In the material below, find each line holding the string "locking" and copy it.

— START OF Material provided —

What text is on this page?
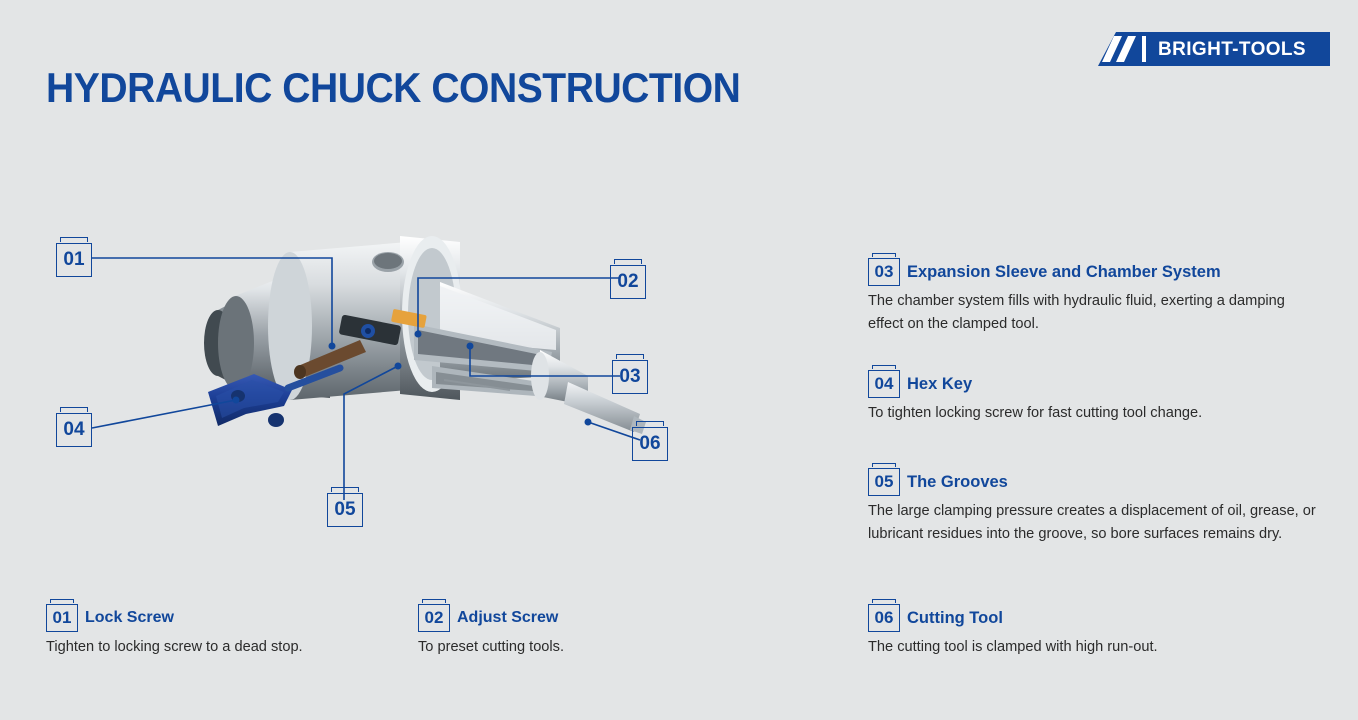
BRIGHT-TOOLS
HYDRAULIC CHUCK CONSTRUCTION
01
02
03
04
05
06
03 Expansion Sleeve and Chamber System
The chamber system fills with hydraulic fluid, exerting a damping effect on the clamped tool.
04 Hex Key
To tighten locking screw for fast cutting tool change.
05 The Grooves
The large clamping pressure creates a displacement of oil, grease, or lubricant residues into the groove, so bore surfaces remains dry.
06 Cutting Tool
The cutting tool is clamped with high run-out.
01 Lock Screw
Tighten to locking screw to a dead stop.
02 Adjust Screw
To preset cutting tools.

— END OF Material provided —

| Task result |
To tighten locking screw for fast cutting tool change.
Tighten to locking screw to a dead stop.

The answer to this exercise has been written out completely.